Description of the task:
Go through the records underneath and write each one out again exactly.

** begin Raw records **

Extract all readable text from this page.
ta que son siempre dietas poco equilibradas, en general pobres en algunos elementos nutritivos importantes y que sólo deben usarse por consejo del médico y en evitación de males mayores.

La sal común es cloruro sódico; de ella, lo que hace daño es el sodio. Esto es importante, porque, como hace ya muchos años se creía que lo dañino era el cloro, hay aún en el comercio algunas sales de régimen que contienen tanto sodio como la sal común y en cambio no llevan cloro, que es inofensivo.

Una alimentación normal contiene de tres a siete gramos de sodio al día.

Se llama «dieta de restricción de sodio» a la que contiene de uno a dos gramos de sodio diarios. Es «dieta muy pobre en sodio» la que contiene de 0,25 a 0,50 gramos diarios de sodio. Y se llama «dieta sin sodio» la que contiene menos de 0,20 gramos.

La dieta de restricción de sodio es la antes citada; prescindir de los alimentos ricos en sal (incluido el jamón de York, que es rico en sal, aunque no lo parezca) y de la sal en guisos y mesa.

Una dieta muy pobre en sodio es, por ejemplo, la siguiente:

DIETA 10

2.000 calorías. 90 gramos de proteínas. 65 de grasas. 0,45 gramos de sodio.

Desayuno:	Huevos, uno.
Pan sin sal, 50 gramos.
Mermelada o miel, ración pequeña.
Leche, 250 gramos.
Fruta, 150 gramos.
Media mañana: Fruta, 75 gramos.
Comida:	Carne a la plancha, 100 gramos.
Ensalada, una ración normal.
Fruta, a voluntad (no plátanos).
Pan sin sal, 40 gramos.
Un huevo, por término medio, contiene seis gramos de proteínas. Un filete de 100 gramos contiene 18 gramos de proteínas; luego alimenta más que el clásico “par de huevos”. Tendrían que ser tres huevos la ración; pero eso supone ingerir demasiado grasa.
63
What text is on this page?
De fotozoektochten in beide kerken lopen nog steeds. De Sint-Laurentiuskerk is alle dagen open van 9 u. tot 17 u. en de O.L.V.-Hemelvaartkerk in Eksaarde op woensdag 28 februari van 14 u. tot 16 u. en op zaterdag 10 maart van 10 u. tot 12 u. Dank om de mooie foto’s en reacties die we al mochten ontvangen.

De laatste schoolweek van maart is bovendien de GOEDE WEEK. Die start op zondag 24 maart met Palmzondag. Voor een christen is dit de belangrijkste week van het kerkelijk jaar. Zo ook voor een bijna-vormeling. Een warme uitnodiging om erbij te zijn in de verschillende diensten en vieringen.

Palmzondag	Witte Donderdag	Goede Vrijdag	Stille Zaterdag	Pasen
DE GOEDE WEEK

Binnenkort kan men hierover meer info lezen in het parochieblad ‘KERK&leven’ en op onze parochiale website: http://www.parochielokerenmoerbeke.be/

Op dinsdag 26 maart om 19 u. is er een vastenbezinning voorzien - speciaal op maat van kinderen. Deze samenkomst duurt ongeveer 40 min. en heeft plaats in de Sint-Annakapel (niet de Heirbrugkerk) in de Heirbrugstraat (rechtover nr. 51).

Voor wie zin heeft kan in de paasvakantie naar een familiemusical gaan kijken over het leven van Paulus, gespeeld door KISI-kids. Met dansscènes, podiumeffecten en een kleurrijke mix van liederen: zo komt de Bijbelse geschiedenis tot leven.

** end Raw records **

Correct output:
Extract all readable text from this page.
ta que son siempre dietas poco equilibradas, en general pobres en algunos elementos nutritivos importantes y que sólo deben usarse por consejo del médico y en evitación de males mayores.

La sal común es cloruro sódico; de ella, lo que hace daño es el sodio. Esto es importante, porque, como hace ya muchos años se creía que lo dañino era el cloro, hay aún en el comercio algunas sales de régimen que contienen tanto sodio como la sal común y en cambio no llevan cloro, que es inofensivo.

Una alimentación normal contiene de tres a siete gramos de sodio al día.

Se llama «dieta de restricción de sodio» a la que contiene de uno a dos gramos de sodio diarios. Es «dieta muy pobre en sodio» la que contiene de 0,25 a 0,50 gramos diarios de sodio. Y se llama «dieta sin sodio» la que contiene menos de 0,20 gramos.

La dieta de restricción de sodio es la antes citada; prescindir de los alimentos ricos en sal (incluido el jamón de York, que es rico en sal, aunque no lo parezca) y de la sal en guisos y mesa.

Una dieta muy pobre en sodio es, por ejemplo, la siguiente:

DIETA 10

2.000 calorías. 90 gramos de proteínas. 65 de grasas. 0,45 gramos de sodio.

Desayuno:	Huevos, uno.
Pan sin sal, 50 gramos.
Mermelada o miel, ración pequeña.
Leche, 250 gramos.
Fruta, 150 gramos.
Media mañana: Fruta, 75 gramos.
Comida:	Carne a la plancha, 100 gramos.
Ensalada, una ración normal.
Fruta, a voluntad (no plátanos).
Pan sin sal, 40 gramos.
Un huevo, por término medio, contiene seis gramos de proteínas. Un filete de 100 gramos contiene 18 gramos de proteínas; luego alimenta más que el clásico “par de huevos”. Tendrían que ser tres huevos la ración; pero eso supone ingerir demasiado grasa.
63
What text is on this page?
De fotozoektochten in beide kerken lopen nog steeds. De Sint-Laurentiuskerk is alle dagen open van 9 u. tot 17 u. en de O.L.V.-Hemelvaartkerk in Eksaarde op woensdag 28 februari van 14 u. tot 16 u. en op zaterdag 10 maart van 10 u. tot 12 u. Dank om de mooie foto’s en reacties die we al mochten ontvangen.

De laatste schoolweek van maart is bovendien de GOEDE WEEK. Die start op zondag 24 maart met Palmzondag. Voor een christen is dit de belangrijkste week van het kerkelijk jaar. Zo ook voor een bijna-vormeling. Een warme uitnodiging om erbij te zijn in de verschillende diensten en vieringen.

Palmzondag	Witte Donderdag	Goede Vrijdag	Stille Zaterdag	Pasen
DE GOEDE WEEK

Binnenkort kan men hierover meer info lezen in het parochieblad ‘KERK&leven’ en op onze parochiale website: http://www.parochielokerenmoerbeke.be/

Op dinsdag 26 maart om 19 u. is er een vastenbezinning voorzien - speciaal op maat van kinderen. Deze samenkomst duurt ongeveer 40 min. en heeft plaats in de Sint-Annakapel (niet de Heirbrugkerk) in de Heirbrugstraat (rechtover nr. 51).

Voor wie zin heeft kan in de paasvakantie naar een familiemusical gaan kijken over het leven van Paulus, gespeeld door KISI-kids. Met dansscènes, podiumeffecten en een kleurrijke mix van liederen: zo komt de Bijbelse geschiedenis tot leven.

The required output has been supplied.